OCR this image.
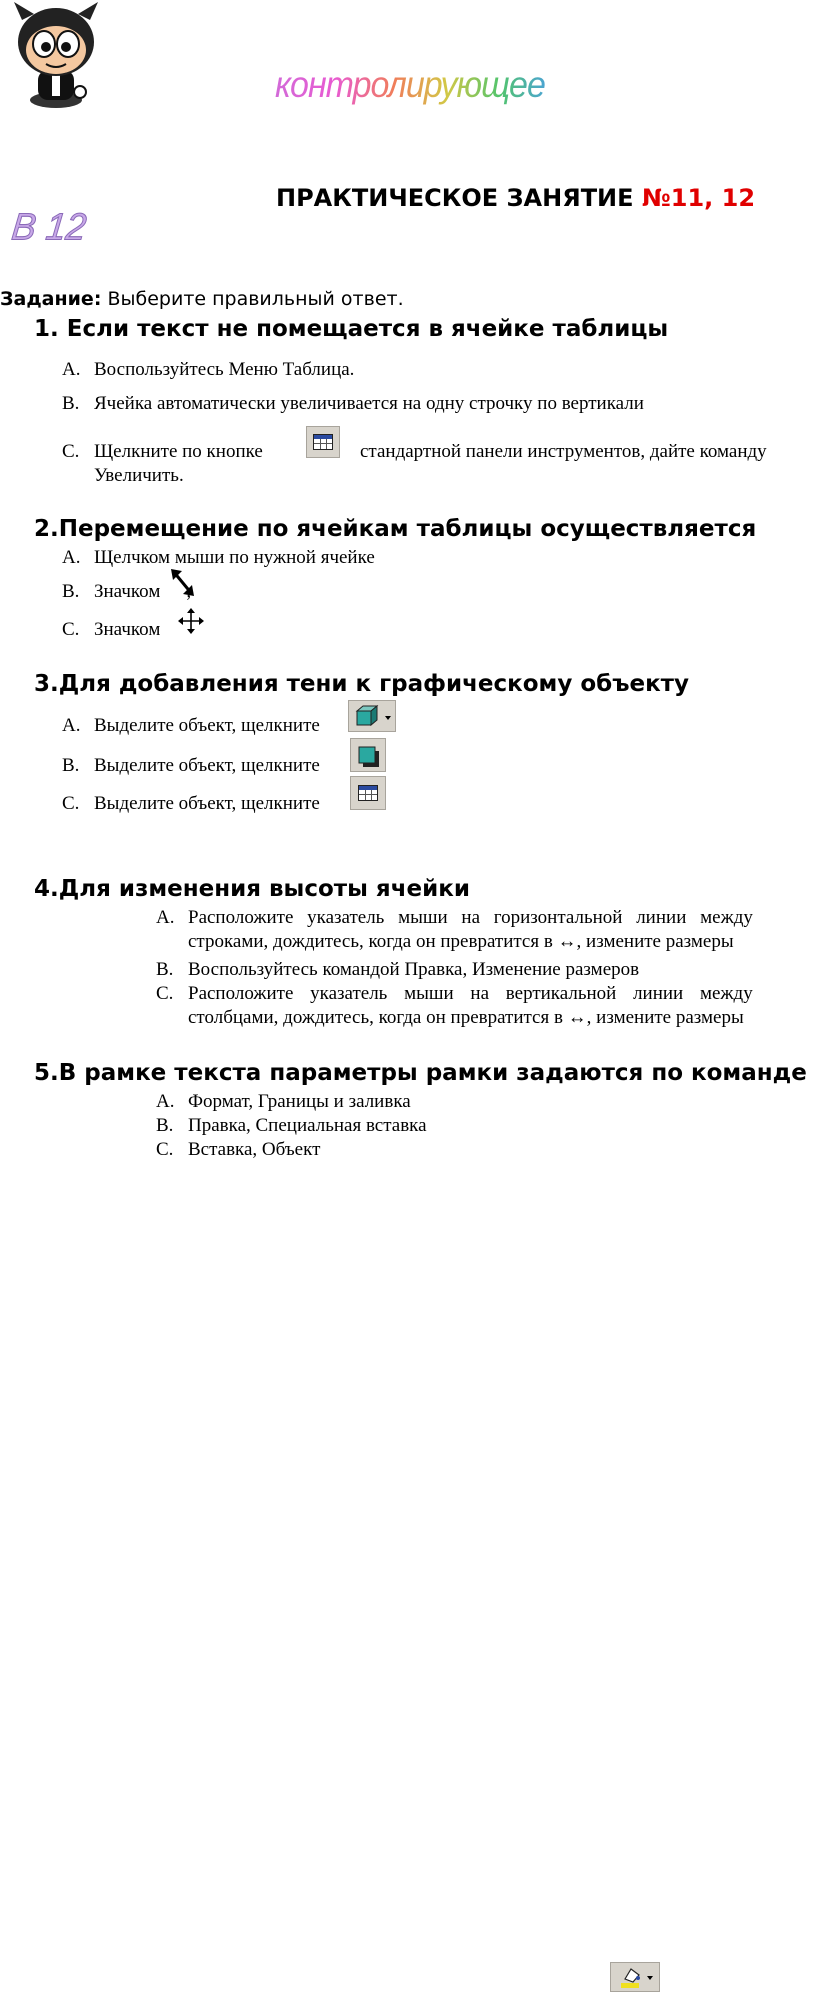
контролирующее задание
В 12
ПРАКТИЧЕСКОЕ ЗАНЯТИЕ №11, 12
Задание: Выберите правильный ответ.
1. Если текст не помещается в ячейке таблицы
A. Воспользуйтесь Меню Таблица.
B. Ячейка автоматически увеличивается на одну строчку по вертикали
C. Щелкните по кнопке	стандартной панели инструментов, дайте команду
Увеличить.
2.Перемещение по ячейкам таблицы осуществляется
A. Щелчком мыши по нужной ячейке
B. Значком
C. Значком
3.Для добавления тени к графическому объекту
A. Выделите объект, щелкните
B. Выделите объект, щелкните
C. Выделите объект, щелкните
4.Для изменения высоты ячейки
A. Расположите указатель мыши на горизонтальной линии между
строками, дождитесь, когда он превратится в ↔, измените размеры
B. Воспользуйтесь командой Правка, Изменение размеров
C. Расположите указатель мыши на вертикальной линии между
столбцами, дождитесь, когда он превратится в ↔, измените размеры
5.В рамке текста параметры рамки задаются по команде
A. Формат, Границы и заливка
B. Правка, Специальная вставка
C. Вставка, Объект
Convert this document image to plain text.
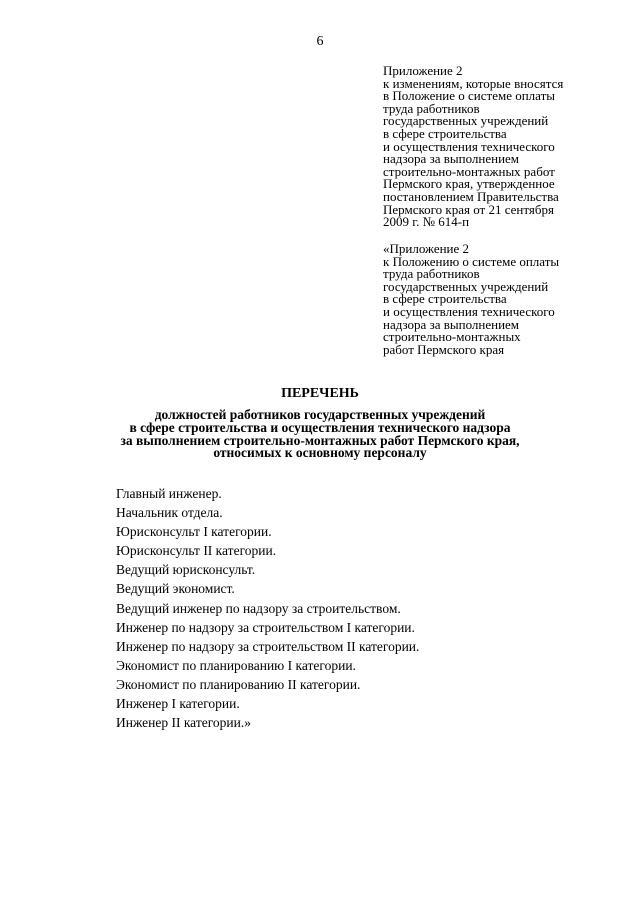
6
Приложение 2
к изменениям, которые вносятся
в Положение о системе оплаты
труда работников
государственных учреждений
в сфере строительства
и осуществления технического
надзора за выполнением
строительно-монтажных работ
Пермского края, утвержденное
постановлением Правительства
Пермского края от 21 сентября
2009 г. № 614-п
«Приложение 2
к Положению о системе оплаты
труда работников
государственных учреждений
в сфере строительства
и осуществления технического
надзора за выполнением
строительно-монтажных
работ Пермского края
ПЕРЕЧЕНЬ
должностей работников государственных учреждений
в сфере строительства и осуществления технического надзора
за выполнением строительно-монтажных работ Пермского края,
относимых к основному персоналу
Главный инженер.
Начальник отдела.
Юрисконсульт I категории.
Юрисконсульт II категории.
Ведущий юрисконсульт.
Ведущий экономист.
Ведущий инженер по надзору за строительством.
Инженер по надзору за строительством I категории.
Инженер по надзору за строительством II категории.
Экономист по планированию I категории.
Экономист по планированию II категории.
Инженер I категории.
Инженер II категории.»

------------------------------------------------

Every line from the one containing "Convert this document image to plain text." through the end of the listing is to be copied exactly; the pictures are not.

Convert this document image to plain text.
6
Приложение 2
к изменениям, которые вносятся
в Положение о системе оплаты
труда работников
государственных учреждений
в сфере строительства
и осуществления технического
надзора за выполнением
строительно-монтажных работ
Пермского края, утвержденное
постановлением Правительства
Пермского края от 21 сентября
2009 г. № 614-п
«Приложение 2
к Положению о системе оплаты
труда работников
государственных учреждений
в сфере строительства
и осуществления технического
надзора за выполнением
строительно-монтажных
работ Пермского края
ПЕРЕЧЕНЬ
должностей работников государственных учреждений
в сфере строительства и осуществления технического надзора
за выполнением строительно-монтажных работ Пермского края,
относимых к основному персоналу
Главный инженер.
Начальник отдела.
Юрисконсульт I категории.
Юрисконсульт II категории.
Ведущий юрисконсульт.
Ведущий экономист.
Ведущий инженер по надзору за строительством.
Инженер по надзору за строительством I категории.
Инженер по надзору за строительством II категории.
Экономист по планированию I категории.
Экономист по планированию II категории.
Инженер I категории.
Инженер II категории.»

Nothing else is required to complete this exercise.